Set problem
In the listing below, pick out lines with "границах".

Data excerpts

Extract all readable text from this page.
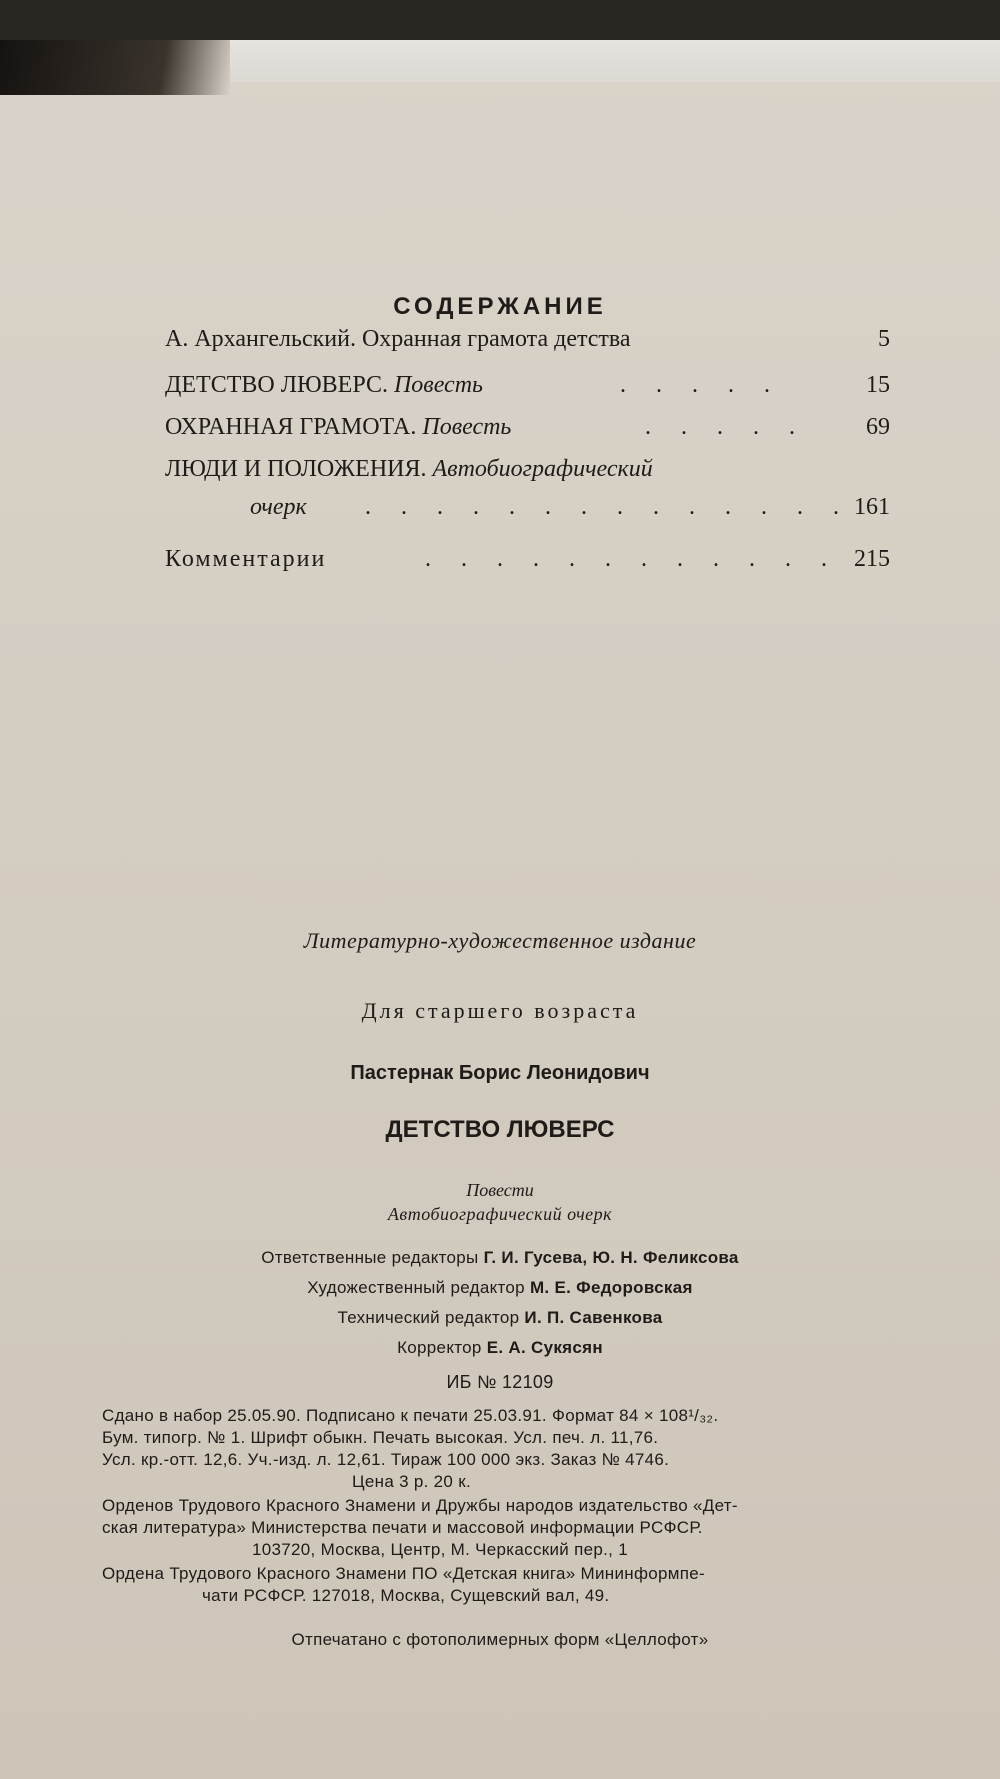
СОДЕРЖАНИЕ
А. Архангельский. Охранная грамота детства	5
ДЕТСТВО ЛЮВЕРС. Повесть	. . . . .	15
ОХРАННАЯ ГРАМОТА. Повесть	. . . . . 69
ЛЮДИ И ПОЛОЖЕНИЯ. Автобиографический
очерк . . . . . . . . . . . . . . 161
Комментарии	. . . . . . . . . . . . 215
Литературно-художественное издание
Для старшего возраста
Пастернак Борис Леонидович
ДЕТСТВО ЛЮВЕРС
Повести
Автобиографический очерк
Ответственные редакторы Г. И. Гусева, Ю. Н. Феликсова
Художественный редактор М. Е. Федоровская
Технический редактор И. П. Савенкова
Корректор Е. А. Сукясян
ИБ № 12109
Сдано в набор 25.05.90. Подписано к печати 25.03.91. Формат 84 × 108¹/₃₂.
Бум. типогр. № 1. Шрифт обыкн. Печать высокая. Усл. печ. л. 11,76.
Усл. кр.-отт. 12,6. Уч.-изд. л. 12,61. Тираж 100 000 экз. Заказ № 4746.
Цена 3 р. 20 к.
Орденов Трудового Красного Знамени и Дружбы народов издательство «Дет-
ская литература» Министерства печати и массовой информации РСФСР.
103720, Москва, Центр, М. Черкасский пер., 1
Ордена Трудового Красного Знамени ПО «Детская книга» Мининформпе-
чати РСФСР. 127018, Москва, Сущевский вал, 49.
Отпечатано с фотополимерных форм «Целлофот»
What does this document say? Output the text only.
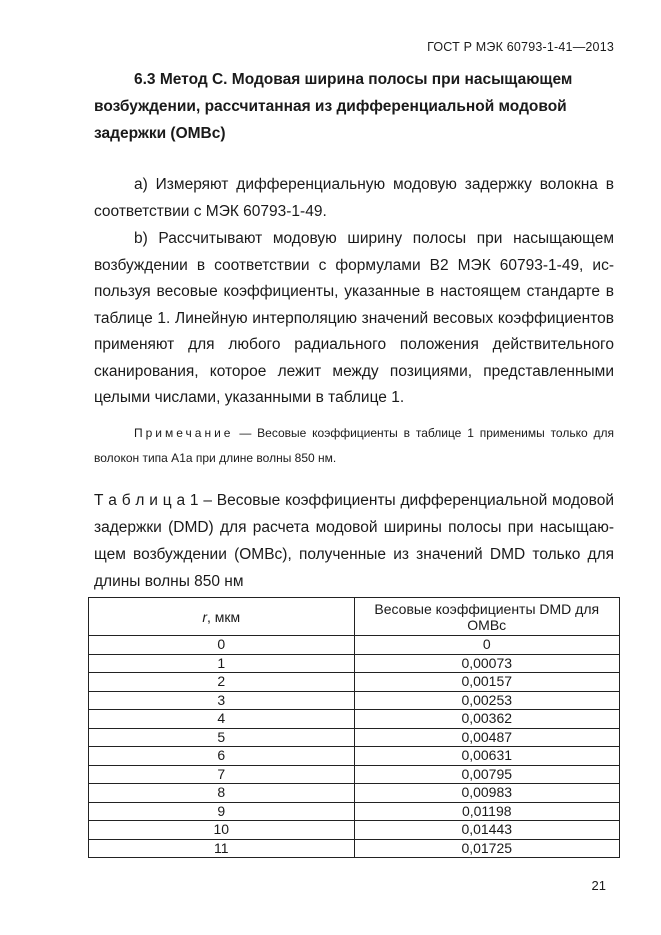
ГОСТ Р МЭК 60793-1-41—2013
6.3 Метод С. Модовая ширина полосы при насыщающем
возбуждении, рассчитанная из дифференциальной модовой
задержки (OMBc)
а) Измеряют дифференциальную модовую задержку волокна в соответствии с МЭК 60793-1-49.
b) Рассчитывают модовую ширину полосы при насыщающем возбуждении в соответствии с формулами В2 МЭК 60793-1-49, используя весовые коэффициенты, указанные в настоящем стандарте в таблице 1. Линейную интерполяцию значений весовых коэффициентов применяют для любого радиального положения действительного сканирования, которое лежит между позициями, представленными целыми числами, указанными в таблице 1.
Примечание — Весовые коэффициенты в таблице 1 применимы только для волокон типа А1а при длине волны 850 нм.
Т а б л и ц а 1 – Весовые коэффициенты дифференциальной модовой задержки (DMD) для расчета модовой ширины полосы при насыщающем возбуждении (OMBc), полученные из значений DMD только для длины волны 850 нм
r, мкм	Весовые коэффициенты DMD для OMBc
0	0
1	0,00073
2	0,00157
3	0,00253
4	0,00362
5	0,00487
6	0,00631
7	0,00795
8	0,00983
9	0,01198
10	0,01443
11	0,01725
21
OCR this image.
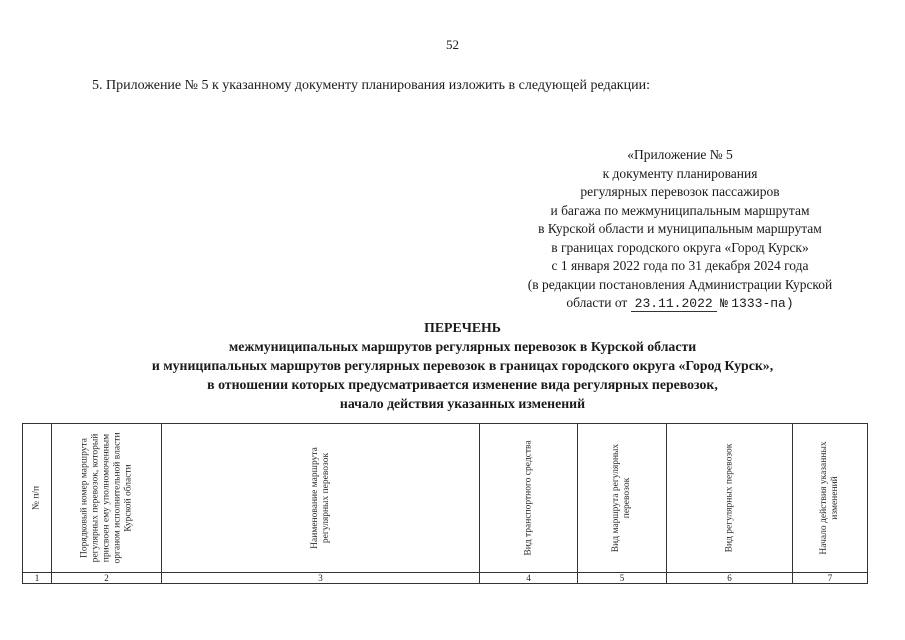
52
5. Приложение № 5 к указанному документу планирования изложить в следующей редакции:
«Приложение № 5
к документу планирования
регулярных перевозок пассажиров
и багажа по межмуниципальным маршрутам
в Курской области и муниципальным маршрутам
в границах городского округа «Город Курск»
с 1 января 2022 года по 31 декабря 2024 года
(в редакции постановления Администрации Курской
области от 23.11.2022 № 1333-па)
ПЕРЕЧЕНЬ
межмуниципальных маршрутов регулярных перевозок в Курской области
и муниципальных маршрутов регулярных перевозок в границах городского округа «Город Курск»,
в отношении которых предусматривается изменение вида регулярных перевозок,
начало действия указанных изменений
№ п/п	Порядковый номер маршрута регулярных перевозок, который присвоен ему уполномоченным органом исполнительной власти Курской области	Наименование маршрута регулярных перевозок	Вид транспортного средства	Вид маршрута регулярных перевозок	Вид регулярных перевозок	Начало действия указанных изменений

1	2	3	4	5	6	7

Task response
в границах городского округа «Город Курск»
и муниципальных маршрутов регулярных перевозок в границах городского округа «Город Курск»,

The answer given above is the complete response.